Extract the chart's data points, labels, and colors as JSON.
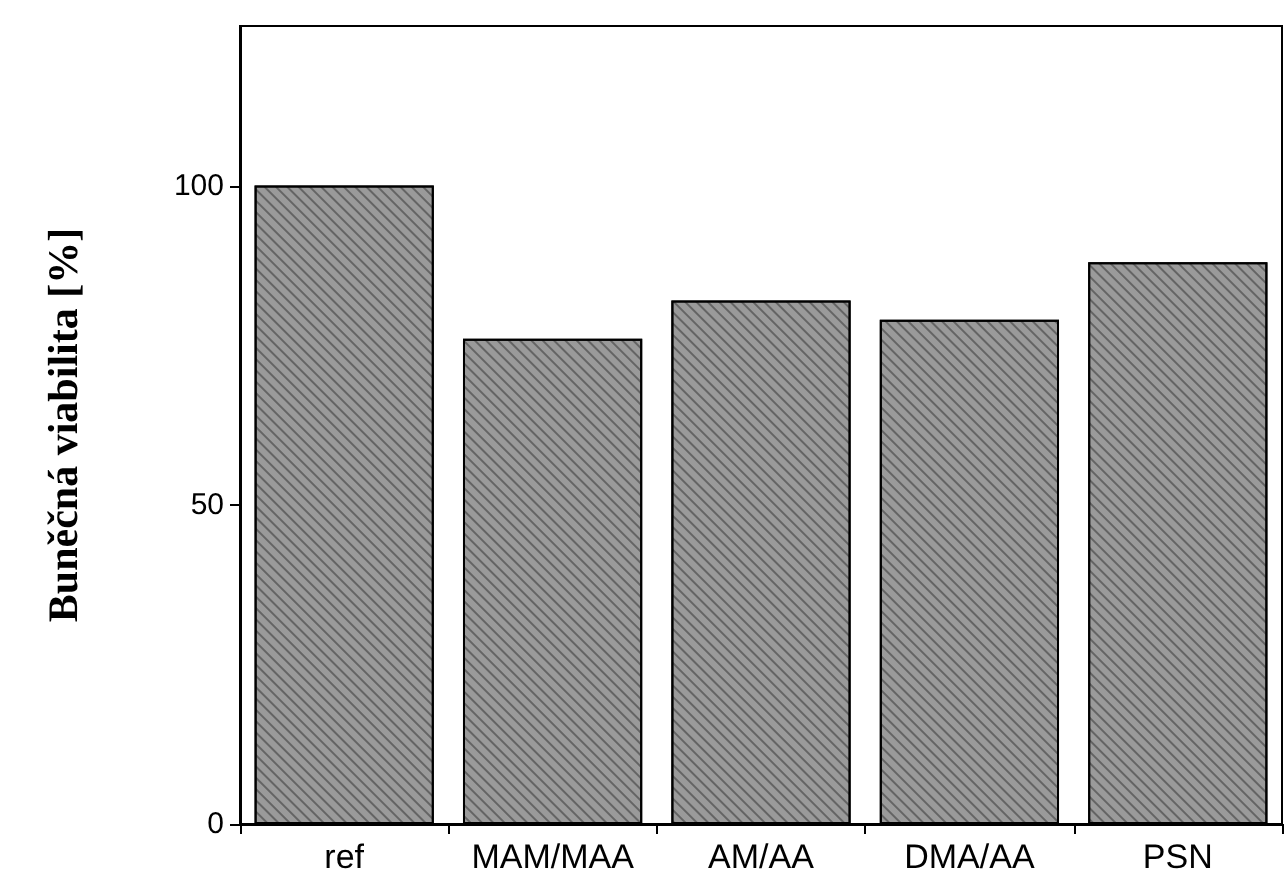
{
  "chart_data": {
    "type": "bar",
    "ylabel": "Buněčná viabilita [%]",
    "categories": [
      "ref",
      "MAM/MAA",
      "AM/AA",
      "DMA/AA",
      "PSN"
    ],
    "values": [
      100,
      76,
      82,
      79,
      88
    ],
    "color": "#9a9a9a",
    "ylim": [
      0,
      125
    ],
    "yticks": [
      0,
      50,
      100
    ]
  }
}
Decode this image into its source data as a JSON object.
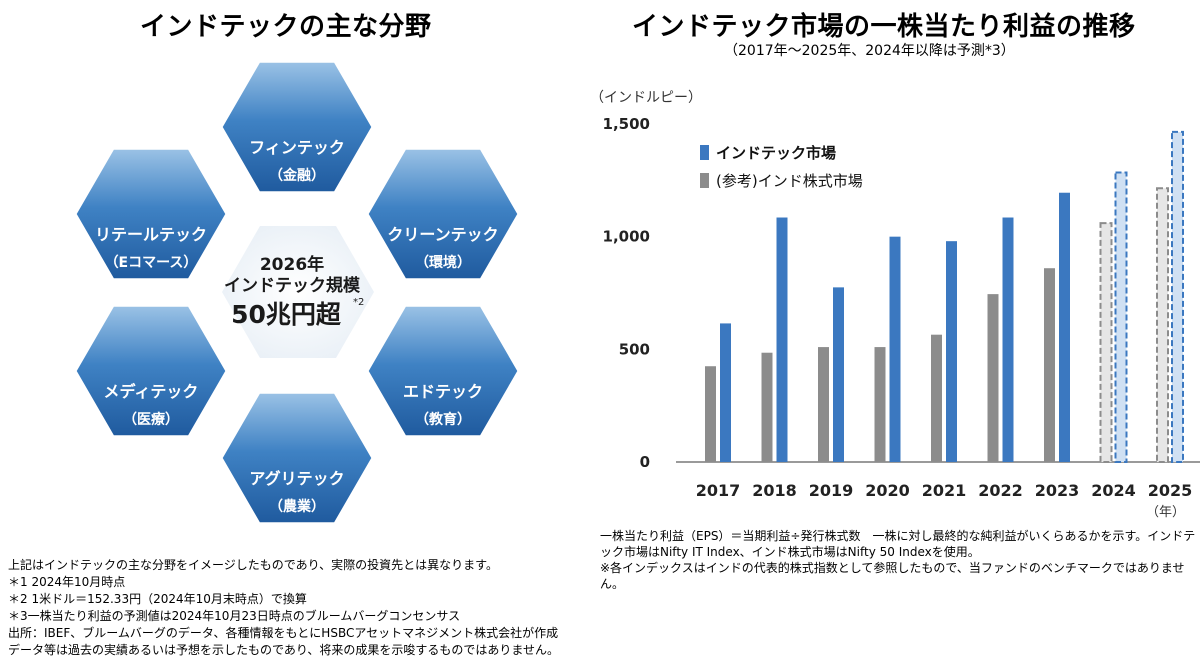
{
  "left": {
    "title": "インドテックの主な分野",
    "center": {
      "line1": "2026年",
      "line2": "インドテック規模",
      "line3": "50兆円超",
      "sup": "*2"
    },
    "segments": [
      {
        "name": "フィンテック",
        "sub": "（金融）"
      },
      {
        "name": "クリーンテック",
        "sub": "（環境）"
      },
      {
        "name": "エドテック",
        "sub": "（教育）"
      },
      {
        "name": "アグリテック",
        "sub": "（農業）"
      },
      {
        "name": "メディテック",
        "sub": "（医療）"
      },
      {
        "name": "リテールテック",
        "sub": "（Eコマース）"
      }
    ]
  },
  "right": {
    "title": "インドテック市場の一株当たり利益の推移",
    "subtitle": "（2017年～2025年、2024年以降は予測*3）"
  },
  "chart_data": {
    "type": "bar",
    "ylabel": "（インドルピー）",
    "xunit": "（年）",
    "ylim": [
      0,
      1500
    ],
    "yticks": [
      "0",
      "500",
      "1,000",
      "1,500"
    ],
    "ytick_values": [
      0,
      500,
      1000,
      1500
    ],
    "categories": [
      "2017",
      "2018",
      "2019",
      "2020",
      "2021",
      "2022",
      "2023",
      "2024",
      "2025"
    ],
    "forecast_from": "2024",
    "legend_position": "top-left",
    "grid": false,
    "series": [
      {
        "name": "(参考)インド株式市場",
        "color": "#8c8c8c",
        "values": [
          425,
          485,
          510,
          510,
          565,
          745,
          860,
          1060,
          1215
        ]
      },
      {
        "name": "インドテック市場",
        "color": "#3b78c0",
        "values": [
          615,
          1085,
          775,
          1000,
          980,
          1085,
          1195,
          1285,
          1465
        ]
      }
    ]
  },
  "notes_left": [
    "上記はインドテックの主な分野をイメージしたものであり、実際の投資先とは異なります。",
    "＊1 2024年10月時点",
    "＊2 1米ドル＝152.33円（2024年10月末時点）で換算",
    "＊3一株当たり利益の予測値は2024年10月23日時点のブルームバーグコンセンサス",
    "出所：IBEF、ブルームバーグのデータ、各種情報をもとにHSBCアセットマネジメント株式会社が作成",
    "データ等は過去の実績あるいは予想を示したものであり、将来の成果を示唆するものではありません。"
  ],
  "notes_right": [
    "一株当たり利益（EPS）＝当期利益÷発行株式数　一株に対し最終的な純利益がいくらあるかを示す。インドテック市場はNifty IT Index、インド株式市場はNifty 50 Indexを使用。",
    "※各インデックスはインドの代表的株式指数として参照したもので、当ファンドのベンチマークではありません。"
  ],
  "colors": {
    "hex_blue": "#2f6fb3",
    "hex_light": "#d9e8f5",
    "bar_blue": "#3b78c0",
    "bar_gray": "#8c8c8c"
  }
}
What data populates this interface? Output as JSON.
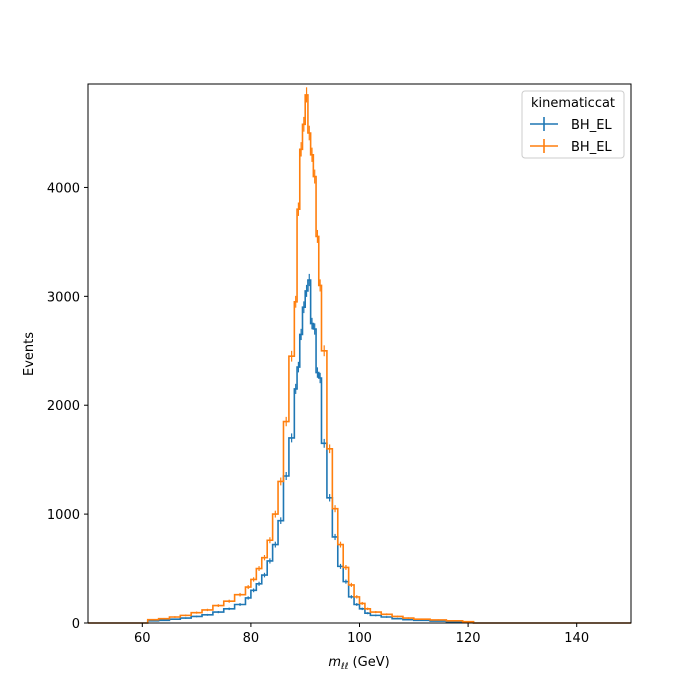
{
  "chart_data": {
    "type": "step-histogram",
    "xlabel": "m_ll (GeV)",
    "xlabel_main": "m",
    "xlabel_sub": "ℓℓ",
    "xlabel_unit": " (GeV)",
    "ylabel": "Events",
    "xlim": [
      50,
      150
    ],
    "ylim": [
      0,
      4950
    ],
    "x_ticks": [
      60,
      80,
      100,
      120,
      140
    ],
    "y_ticks": [
      0,
      1000,
      2000,
      3000,
      4000
    ],
    "grid": false,
    "legend": {
      "title": "kinematiccat",
      "placement": "top-right"
    },
    "series": [
      {
        "name": "BH_EL",
        "color": "#1f77b4",
        "points": [
          [
            50,
            0
          ],
          [
            60,
            0
          ],
          [
            61,
            20
          ],
          [
            63,
            25
          ],
          [
            65,
            35
          ],
          [
            67,
            45
          ],
          [
            69,
            60
          ],
          [
            71,
            75
          ],
          [
            73,
            100
          ],
          [
            75,
            130
          ],
          [
            77,
            170
          ],
          [
            79,
            230
          ],
          [
            80,
            300
          ],
          [
            81,
            360
          ],
          [
            82,
            440
          ],
          [
            83,
            570
          ],
          [
            84,
            720
          ],
          [
            85,
            940
          ],
          [
            86,
            1350
          ],
          [
            87,
            1700
          ],
          [
            88,
            2150
          ],
          [
            88.5,
            2350
          ],
          [
            89,
            2650
          ],
          [
            89.5,
            2900
          ],
          [
            90,
            3050
          ],
          [
            90.5,
            3150
          ],
          [
            91,
            2750
          ],
          [
            91.5,
            2700
          ],
          [
            92,
            2300
          ],
          [
            92.5,
            2250
          ],
          [
            93,
            1650
          ],
          [
            94,
            1150
          ],
          [
            95,
            790
          ],
          [
            96,
            520
          ],
          [
            97,
            380
          ],
          [
            98,
            240
          ],
          [
            99,
            170
          ],
          [
            100,
            130
          ],
          [
            101,
            90
          ],
          [
            102,
            70
          ],
          [
            104,
            55
          ],
          [
            106,
            40
          ],
          [
            108,
            30
          ],
          [
            110,
            25
          ],
          [
            113,
            18
          ],
          [
            116,
            12
          ],
          [
            119,
            8
          ],
          [
            121,
            0
          ],
          [
            150,
            0
          ]
        ]
      },
      {
        "name": "BH_EL",
        "color": "#ff7f0e",
        "points": [
          [
            50,
            0
          ],
          [
            60,
            0
          ],
          [
            61,
            30
          ],
          [
            63,
            40
          ],
          [
            65,
            55
          ],
          [
            67,
            70
          ],
          [
            69,
            95
          ],
          [
            71,
            120
          ],
          [
            73,
            160
          ],
          [
            75,
            200
          ],
          [
            77,
            260
          ],
          [
            79,
            330
          ],
          [
            80,
            400
          ],
          [
            81,
            500
          ],
          [
            82,
            600
          ],
          [
            83,
            760
          ],
          [
            84,
            1000
          ],
          [
            85,
            1300
          ],
          [
            86,
            1850
          ],
          [
            87,
            2450
          ],
          [
            88,
            2950
          ],
          [
            88.5,
            3800
          ],
          [
            89,
            4350
          ],
          [
            89.5,
            4580
          ],
          [
            90,
            4850
          ],
          [
            90.5,
            4500
          ],
          [
            91,
            4300
          ],
          [
            91.5,
            4100
          ],
          [
            92,
            3550
          ],
          [
            92.5,
            3100
          ],
          [
            93,
            2500
          ],
          [
            94,
            1600
          ],
          [
            95,
            1050
          ],
          [
            96,
            720
          ],
          [
            97,
            510
          ],
          [
            98,
            350
          ],
          [
            99,
            240
          ],
          [
            100,
            180
          ],
          [
            101,
            130
          ],
          [
            102,
            100
          ],
          [
            104,
            80
          ],
          [
            106,
            60
          ],
          [
            108,
            45
          ],
          [
            110,
            35
          ],
          [
            113,
            28
          ],
          [
            116,
            20
          ],
          [
            119,
            12
          ],
          [
            121,
            0
          ],
          [
            150,
            0
          ]
        ]
      }
    ]
  }
}
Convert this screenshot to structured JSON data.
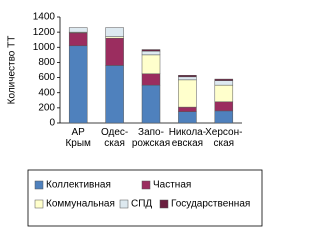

▸ **What is required**
Wherever a line in the data above holds "ylabel", copy that line.

▸ **Solution for this exercise**
    "ylabel": "Buněčná viabilita [%]",
    "ylabel": "（インドルピー）",
    "ylabel": "Events",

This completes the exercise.